_What is asked_
Repeat the entire listing exactly as written.

_Records for the task_
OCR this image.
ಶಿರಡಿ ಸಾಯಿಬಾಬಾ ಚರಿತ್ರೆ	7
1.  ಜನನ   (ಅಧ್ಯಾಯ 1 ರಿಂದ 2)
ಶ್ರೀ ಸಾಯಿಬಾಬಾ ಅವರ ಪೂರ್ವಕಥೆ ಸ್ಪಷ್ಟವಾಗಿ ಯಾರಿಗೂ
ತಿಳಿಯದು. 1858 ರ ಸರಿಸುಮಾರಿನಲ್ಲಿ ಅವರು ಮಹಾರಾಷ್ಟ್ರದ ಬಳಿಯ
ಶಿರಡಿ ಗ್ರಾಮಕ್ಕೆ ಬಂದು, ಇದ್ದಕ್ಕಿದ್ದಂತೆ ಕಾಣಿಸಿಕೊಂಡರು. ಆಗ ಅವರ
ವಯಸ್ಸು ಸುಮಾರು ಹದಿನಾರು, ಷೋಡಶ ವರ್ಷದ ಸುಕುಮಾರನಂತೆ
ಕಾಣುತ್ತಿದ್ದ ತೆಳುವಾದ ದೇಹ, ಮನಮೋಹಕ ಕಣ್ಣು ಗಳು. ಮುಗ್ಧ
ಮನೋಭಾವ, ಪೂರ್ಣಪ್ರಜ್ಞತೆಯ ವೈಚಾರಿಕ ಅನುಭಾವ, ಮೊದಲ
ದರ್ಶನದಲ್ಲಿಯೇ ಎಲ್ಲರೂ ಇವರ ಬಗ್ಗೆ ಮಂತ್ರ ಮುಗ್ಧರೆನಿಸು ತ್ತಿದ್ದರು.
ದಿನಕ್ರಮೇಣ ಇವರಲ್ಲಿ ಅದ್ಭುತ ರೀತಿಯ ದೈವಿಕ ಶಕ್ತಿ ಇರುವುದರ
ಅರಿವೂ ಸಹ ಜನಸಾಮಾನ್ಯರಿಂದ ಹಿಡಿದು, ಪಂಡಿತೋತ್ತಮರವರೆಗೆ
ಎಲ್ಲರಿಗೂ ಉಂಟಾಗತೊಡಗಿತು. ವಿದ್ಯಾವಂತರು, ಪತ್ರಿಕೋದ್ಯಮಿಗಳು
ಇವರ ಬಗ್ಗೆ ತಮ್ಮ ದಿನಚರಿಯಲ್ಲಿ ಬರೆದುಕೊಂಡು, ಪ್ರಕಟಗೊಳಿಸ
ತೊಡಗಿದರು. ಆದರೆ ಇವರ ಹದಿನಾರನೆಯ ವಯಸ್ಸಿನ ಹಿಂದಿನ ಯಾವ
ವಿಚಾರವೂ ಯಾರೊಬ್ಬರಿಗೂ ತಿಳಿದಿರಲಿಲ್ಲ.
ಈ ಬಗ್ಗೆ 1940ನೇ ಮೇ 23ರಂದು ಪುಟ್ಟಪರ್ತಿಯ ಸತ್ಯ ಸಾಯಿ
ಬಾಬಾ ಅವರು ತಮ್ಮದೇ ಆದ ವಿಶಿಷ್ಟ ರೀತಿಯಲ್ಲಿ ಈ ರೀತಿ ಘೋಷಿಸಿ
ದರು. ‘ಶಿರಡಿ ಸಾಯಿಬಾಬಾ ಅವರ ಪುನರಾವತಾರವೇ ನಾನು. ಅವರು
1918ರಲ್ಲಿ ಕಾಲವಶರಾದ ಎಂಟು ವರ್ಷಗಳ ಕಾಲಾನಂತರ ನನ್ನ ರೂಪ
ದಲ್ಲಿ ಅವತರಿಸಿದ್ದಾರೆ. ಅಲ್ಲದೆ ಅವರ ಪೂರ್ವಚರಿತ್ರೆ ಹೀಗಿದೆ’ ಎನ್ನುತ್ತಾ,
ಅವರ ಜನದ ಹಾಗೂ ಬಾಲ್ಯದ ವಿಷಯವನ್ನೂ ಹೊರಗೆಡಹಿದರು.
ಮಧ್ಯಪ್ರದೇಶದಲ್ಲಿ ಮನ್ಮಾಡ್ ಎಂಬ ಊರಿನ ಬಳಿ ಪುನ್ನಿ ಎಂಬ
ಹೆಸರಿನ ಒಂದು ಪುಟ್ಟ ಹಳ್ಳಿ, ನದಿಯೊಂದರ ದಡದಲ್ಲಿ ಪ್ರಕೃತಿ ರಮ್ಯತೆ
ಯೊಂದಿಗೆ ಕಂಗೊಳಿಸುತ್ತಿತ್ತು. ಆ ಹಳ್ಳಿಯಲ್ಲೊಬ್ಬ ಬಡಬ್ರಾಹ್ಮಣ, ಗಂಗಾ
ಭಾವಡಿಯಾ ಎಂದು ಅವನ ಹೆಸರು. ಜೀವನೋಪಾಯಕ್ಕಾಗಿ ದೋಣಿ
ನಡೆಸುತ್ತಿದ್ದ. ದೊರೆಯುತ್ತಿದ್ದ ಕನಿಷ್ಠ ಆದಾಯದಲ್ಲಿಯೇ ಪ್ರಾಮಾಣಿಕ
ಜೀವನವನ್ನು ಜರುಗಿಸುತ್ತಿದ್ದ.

_Solution to this problem_
OCR this image.
ಶಿರಡಿ ಸಾಯಿಬಾಬಾ ಚರಿತ್ರೆ	7
1.  ಜನನ   (ಅಧ್ಯಾಯ 1 ರಿಂದ 2)
ಶ್ರೀ ಸಾಯಿಬಾಬಾ ಅವರ ಪೂರ್ವಕಥೆ ಸ್ಪಷ್ಟವಾಗಿ ಯಾರಿಗೂ
ತಿಳಿಯದು. 1858 ರ ಸರಿಸುಮಾರಿನಲ್ಲಿ ಅವರು ಮಹಾರಾಷ್ಟ್ರದ ಬಳಿಯ
ಶಿರಡಿ ಗ್ರಾಮಕ್ಕೆ ಬಂದು, ಇದ್ದಕ್ಕಿದ್ದಂತೆ ಕಾಣಿಸಿಕೊಂಡರು. ಆಗ ಅವರ
ವಯಸ್ಸು ಸುಮಾರು ಹದಿನಾರು, ಷೋಡಶ ವರ್ಷದ ಸುಕುಮಾರನಂತೆ
ಕಾಣುತ್ತಿದ್ದ ತೆಳುವಾದ ದೇಹ, ಮನಮೋಹಕ ಕಣ್ಣು ಗಳು. ಮುಗ್ಧ
ಮನೋಭಾವ, ಪೂರ್ಣಪ್ರಜ್ಞತೆಯ ವೈಚಾರಿಕ ಅನುಭಾವ, ಮೊದಲ
ದರ್ಶನದಲ್ಲಿಯೇ ಎಲ್ಲರೂ ಇವರ ಬಗ್ಗೆ ಮಂತ್ರ ಮುಗ್ಧರೆನಿಸು ತ್ತಿದ್ದರು.
ದಿನಕ್ರಮೇಣ ಇವರಲ್ಲಿ ಅದ್ಭುತ ರೀತಿಯ ದೈವಿಕ ಶಕ್ತಿ ಇರುವುದರ
ಅರಿವೂ ಸಹ ಜನಸಾಮಾನ್ಯರಿಂದ ಹಿಡಿದು, ಪಂಡಿತೋತ್ತಮರವರೆಗೆ
ಎಲ್ಲರಿಗೂ ಉಂಟಾಗತೊಡಗಿತು. ವಿದ್ಯಾವಂತರು, ಪತ್ರಿಕೋದ್ಯಮಿಗಳು
ಇವರ ಬಗ್ಗೆ ತಮ್ಮ ದಿನಚರಿಯಲ್ಲಿ ಬರೆದುಕೊಂಡು, ಪ್ರಕಟಗೊಳಿಸ
ತೊಡಗಿದರು. ಆದರೆ ಇವರ ಹದಿನಾರನೆಯ ವಯಸ್ಸಿನ ಹಿಂದಿನ ಯಾವ
ವಿಚಾರವೂ ಯಾರೊಬ್ಬರಿಗೂ ತಿಳಿದಿರಲಿಲ್ಲ.
ಈ ಬಗ್ಗೆ 1940ನೇ ಮೇ 23ರಂದು ಪುಟ್ಟಪರ್ತಿಯ ಸತ್ಯ ಸಾಯಿ
ಬಾಬಾ ಅವರು ತಮ್ಮದೇ ಆದ ವಿಶಿಷ್ಟ ರೀತಿಯಲ್ಲಿ ಈ ರೀತಿ ಘೋಷಿಸಿ
ದರು. ‘ಶಿರಡಿ ಸಾಯಿಬಾಬಾ ಅವರ ಪುನರಾವತಾರವೇ ನಾನು. ಅವರು
1918ರಲ್ಲಿ ಕಾಲವಶರಾದ ಎಂಟು ವರ್ಷಗಳ ಕಾಲಾನಂತರ ನನ್ನ ರೂಪ
ದಲ್ಲಿ ಅವತರಿಸಿದ್ದಾರೆ. ಅಲ್ಲದೆ ಅವರ ಪೂರ್ವಚರಿತ್ರೆ ಹೀಗಿದೆ’ ಎನ್ನುತ್ತಾ,
ಅವರ ಜನದ ಹಾಗೂ ಬಾಲ್ಯದ ವಿಷಯವನ್ನೂ ಹೊರಗೆಡಹಿದರು.
ಮಧ್ಯಪ್ರದೇಶದಲ್ಲಿ ಮನ್ಮಾಡ್ ಎಂಬ ಊರಿನ ಬಳಿ ಪುನ್ನಿ ಎಂಬ
ಹೆಸರಿನ ಒಂದು ಪುಟ್ಟ ಹಳ್ಳಿ, ನದಿಯೊಂದರ ದಡದಲ್ಲಿ ಪ್ರಕೃತಿ ರಮ್ಯತೆ
ಯೊಂದಿಗೆ ಕಂಗೊಳಿಸುತ್ತಿತ್ತು. ಆ ಹಳ್ಳಿಯಲ್ಲೊಬ್ಬ ಬಡಬ್ರಾಹ್ಮಣ, ಗಂಗಾ
ಭಾವಡಿಯಾ ಎಂದು ಅವನ ಹೆಸರು. ಜೀವನೋಪಾಯಕ್ಕಾಗಿ ದೋಣಿ
ನಡೆಸುತ್ತಿದ್ದ. ದೊರೆಯುತ್ತಿದ್ದ ಕನಿಷ್ಠ ಆದಾಯದಲ್ಲಿಯೇ ಪ್ರಾಮಾಣಿಕ
ಜೀವನವನ್ನು ಜರುಗಿಸುತ್ತಿದ್ದ.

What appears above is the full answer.